| Goal |
Count how many lines hold the string "Arbetssökande". Answer with that number and nothing more.

| Exercise inputs |
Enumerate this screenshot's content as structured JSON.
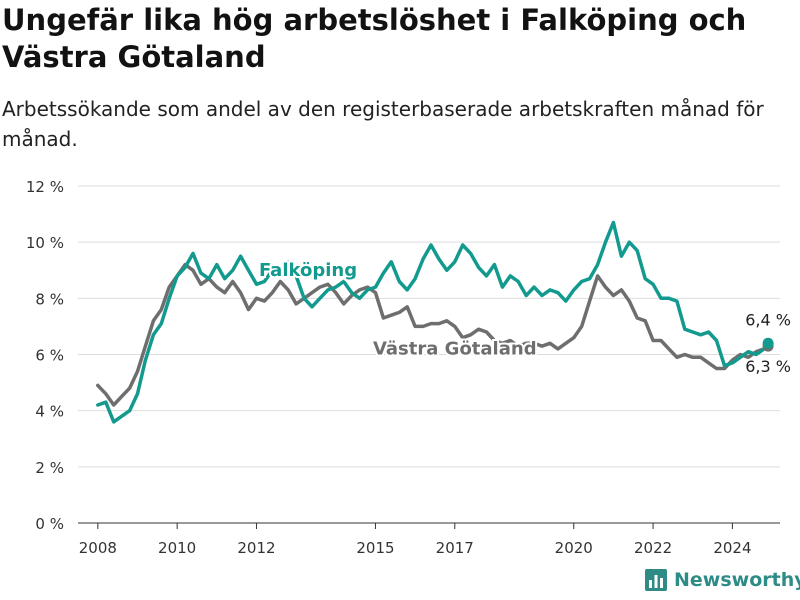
{
  "title": "Ungefär lika hög arbetslöshet i Falköping och Västra Götaland",
  "subtitle": "Arbetssökande som andel av den registerbaserade arbetskraften månad för månad.",
  "brand": "Newsworthy",
  "colors": {
    "falkoping": "#139a8f",
    "vastra_gotaland": "#6e6e6e",
    "grid": "#dddddd",
    "brand": "#2e8b85"
  },
  "chart_data": {
    "type": "line",
    "title": "Ungefär lika hög arbetslöshet i Falköping och Västra Götaland",
    "subtitle": "Arbetssökande som andel av den registerbaserade arbetskraften månad för månad.",
    "xlabel": "",
    "ylabel": "",
    "ylim": [
      0,
      12
    ],
    "xlim": [
      2007.5,
      2025.2
    ],
    "y_ticks": [
      0,
      2,
      4,
      6,
      8,
      10,
      12
    ],
    "y_tick_labels": [
      "0 %",
      "2 %",
      "4 %",
      "6 %",
      "8 %",
      "10 %",
      "12 %"
    ],
    "x_ticks": [
      2008,
      2010,
      2012,
      2015,
      2017,
      2020,
      2022,
      2024
    ],
    "x_tick_labels": [
      "2008",
      "2010",
      "2012",
      "2015",
      "2017",
      "2020",
      "2022",
      "2024"
    ],
    "grid": "horizontal",
    "series": [
      {
        "name": "Falköping",
        "label": "Falköping",
        "end_label": "6,4 %",
        "points": [
          [
            2008.0,
            4.2
          ],
          [
            2008.2,
            4.3
          ],
          [
            2008.4,
            3.6
          ],
          [
            2008.6,
            3.8
          ],
          [
            2008.8,
            4.0
          ],
          [
            2009.0,
            4.6
          ],
          [
            2009.2,
            5.8
          ],
          [
            2009.4,
            6.7
          ],
          [
            2009.6,
            7.1
          ],
          [
            2009.8,
            8.0
          ],
          [
            2010.0,
            8.8
          ],
          [
            2010.2,
            9.1
          ],
          [
            2010.4,
            9.6
          ],
          [
            2010.6,
            8.9
          ],
          [
            2010.8,
            8.7
          ],
          [
            2011.0,
            9.2
          ],
          [
            2011.2,
            8.7
          ],
          [
            2011.4,
            9.0
          ],
          [
            2011.6,
            9.5
          ],
          [
            2011.8,
            9.0
          ],
          [
            2012.0,
            8.5
          ],
          [
            2012.2,
            8.6
          ],
          [
            2012.4,
            9.0
          ],
          [
            2012.6,
            8.9
          ],
          [
            2012.8,
            9.3
          ],
          [
            2013.0,
            8.8
          ],
          [
            2013.2,
            8.0
          ],
          [
            2013.4,
            7.7
          ],
          [
            2013.6,
            8.0
          ],
          [
            2013.8,
            8.3
          ],
          [
            2014.0,
            8.4
          ],
          [
            2014.2,
            8.6
          ],
          [
            2014.4,
            8.2
          ],
          [
            2014.6,
            8.0
          ],
          [
            2014.8,
            8.3
          ],
          [
            2015.0,
            8.4
          ],
          [
            2015.2,
            8.9
          ],
          [
            2015.4,
            9.3
          ],
          [
            2015.6,
            8.6
          ],
          [
            2015.8,
            8.3
          ],
          [
            2016.0,
            8.7
          ],
          [
            2016.2,
            9.4
          ],
          [
            2016.4,
            9.9
          ],
          [
            2016.6,
            9.4
          ],
          [
            2016.8,
            9.0
          ],
          [
            2017.0,
            9.3
          ],
          [
            2017.2,
            9.9
          ],
          [
            2017.4,
            9.6
          ],
          [
            2017.6,
            9.1
          ],
          [
            2017.8,
            8.8
          ],
          [
            2018.0,
            9.2
          ],
          [
            2018.2,
            8.4
          ],
          [
            2018.4,
            8.8
          ],
          [
            2018.6,
            8.6
          ],
          [
            2018.8,
            8.1
          ],
          [
            2019.0,
            8.4
          ],
          [
            2019.2,
            8.1
          ],
          [
            2019.4,
            8.3
          ],
          [
            2019.6,
            8.2
          ],
          [
            2019.8,
            7.9
          ],
          [
            2020.0,
            8.3
          ],
          [
            2020.2,
            8.6
          ],
          [
            2020.4,
            8.7
          ],
          [
            2020.6,
            9.2
          ],
          [
            2020.8,
            10.0
          ],
          [
            2021.0,
            10.7
          ],
          [
            2021.2,
            9.5
          ],
          [
            2021.4,
            10.0
          ],
          [
            2021.6,
            9.7
          ],
          [
            2021.8,
            8.7
          ],
          [
            2022.0,
            8.5
          ],
          [
            2022.2,
            8.0
          ],
          [
            2022.4,
            8.0
          ],
          [
            2022.6,
            7.9
          ],
          [
            2022.8,
            6.9
          ],
          [
            2023.0,
            6.8
          ],
          [
            2023.2,
            6.7
          ],
          [
            2023.4,
            6.8
          ],
          [
            2023.6,
            6.5
          ],
          [
            2023.8,
            5.6
          ],
          [
            2024.0,
            5.7
          ],
          [
            2024.2,
            5.9
          ],
          [
            2024.4,
            6.1
          ],
          [
            2024.6,
            6.0
          ],
          [
            2024.8,
            6.2
          ],
          [
            2024.9,
            6.4
          ]
        ]
      },
      {
        "name": "Västra Götaland",
        "label": "Västra Götaland",
        "end_label": "6,3 %",
        "points": [
          [
            2008.0,
            4.9
          ],
          [
            2008.2,
            4.6
          ],
          [
            2008.4,
            4.2
          ],
          [
            2008.6,
            4.5
          ],
          [
            2008.8,
            4.8
          ],
          [
            2009.0,
            5.4
          ],
          [
            2009.2,
            6.3
          ],
          [
            2009.4,
            7.2
          ],
          [
            2009.6,
            7.6
          ],
          [
            2009.8,
            8.4
          ],
          [
            2010.0,
            8.8
          ],
          [
            2010.2,
            9.2
          ],
          [
            2010.4,
            9.0
          ],
          [
            2010.6,
            8.5
          ],
          [
            2010.8,
            8.7
          ],
          [
            2011.0,
            8.4
          ],
          [
            2011.2,
            8.2
          ],
          [
            2011.4,
            8.6
          ],
          [
            2011.6,
            8.2
          ],
          [
            2011.8,
            7.6
          ],
          [
            2012.0,
            8.0
          ],
          [
            2012.2,
            7.9
          ],
          [
            2012.4,
            8.2
          ],
          [
            2012.6,
            8.6
          ],
          [
            2012.8,
            8.3
          ],
          [
            2013.0,
            7.8
          ],
          [
            2013.2,
            8.0
          ],
          [
            2013.4,
            8.2
          ],
          [
            2013.6,
            8.4
          ],
          [
            2013.8,
            8.5
          ],
          [
            2014.0,
            8.2
          ],
          [
            2014.2,
            7.8
          ],
          [
            2014.4,
            8.1
          ],
          [
            2014.6,
            8.3
          ],
          [
            2014.8,
            8.4
          ],
          [
            2015.0,
            8.2
          ],
          [
            2015.2,
            7.3
          ],
          [
            2015.4,
            7.4
          ],
          [
            2015.6,
            7.5
          ],
          [
            2015.8,
            7.7
          ],
          [
            2016.0,
            7.0
          ],
          [
            2016.2,
            7.0
          ],
          [
            2016.4,
            7.1
          ],
          [
            2016.6,
            7.1
          ],
          [
            2016.8,
            7.2
          ],
          [
            2017.0,
            7.0
          ],
          [
            2017.2,
            6.6
          ],
          [
            2017.4,
            6.7
          ],
          [
            2017.6,
            6.9
          ],
          [
            2017.8,
            6.8
          ],
          [
            2018.0,
            6.5
          ],
          [
            2018.2,
            6.4
          ],
          [
            2018.4,
            6.5
          ],
          [
            2018.6,
            6.3
          ],
          [
            2018.8,
            6.4
          ],
          [
            2019.0,
            6.4
          ],
          [
            2019.2,
            6.3
          ],
          [
            2019.4,
            6.4
          ],
          [
            2019.6,
            6.2
          ],
          [
            2019.8,
            6.4
          ],
          [
            2020.0,
            6.6
          ],
          [
            2020.2,
            7.0
          ],
          [
            2020.4,
            7.9
          ],
          [
            2020.6,
            8.8
          ],
          [
            2020.8,
            8.4
          ],
          [
            2021.0,
            8.1
          ],
          [
            2021.2,
            8.3
          ],
          [
            2021.4,
            7.9
          ],
          [
            2021.6,
            7.3
          ],
          [
            2021.8,
            7.2
          ],
          [
            2022.0,
            6.5
          ],
          [
            2022.2,
            6.5
          ],
          [
            2022.4,
            6.2
          ],
          [
            2022.6,
            5.9
          ],
          [
            2022.8,
            6.0
          ],
          [
            2023.0,
            5.9
          ],
          [
            2023.2,
            5.9
          ],
          [
            2023.4,
            5.7
          ],
          [
            2023.6,
            5.5
          ],
          [
            2023.8,
            5.5
          ],
          [
            2024.0,
            5.8
          ],
          [
            2024.2,
            6.0
          ],
          [
            2024.4,
            5.9
          ],
          [
            2024.6,
            6.1
          ],
          [
            2024.8,
            6.2
          ],
          [
            2024.9,
            6.3
          ]
        ]
      }
    ]
  }
}
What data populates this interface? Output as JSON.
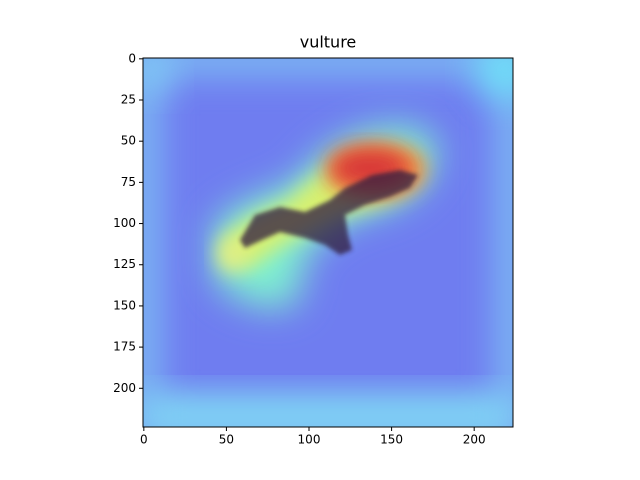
{
  "chart_data": {
    "type": "image",
    "title": "vulture",
    "xlim": [
      -0.5,
      223.5
    ],
    "ylim": [
      223.5,
      -0.5
    ],
    "xticks": [
      0,
      50,
      100,
      150,
      200
    ],
    "yticks": [
      0,
      25,
      50,
      75,
      100,
      125,
      150,
      175,
      200
    ]
  }
}
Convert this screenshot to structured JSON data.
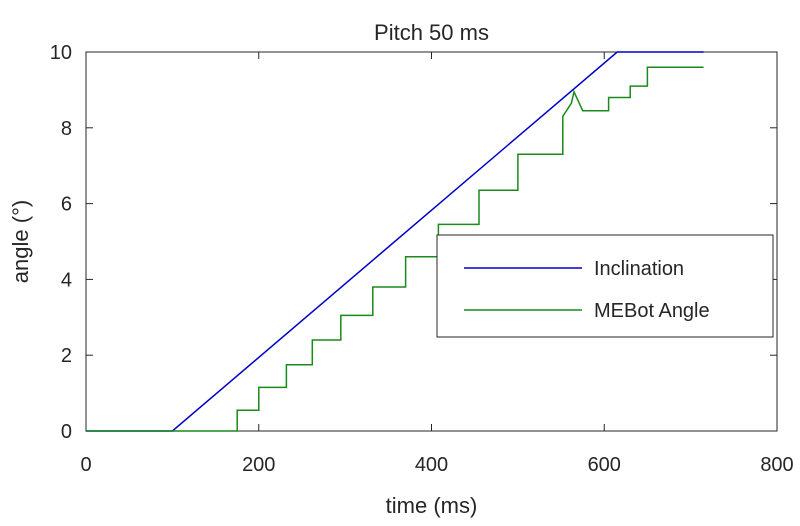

| Output of the exercise |
2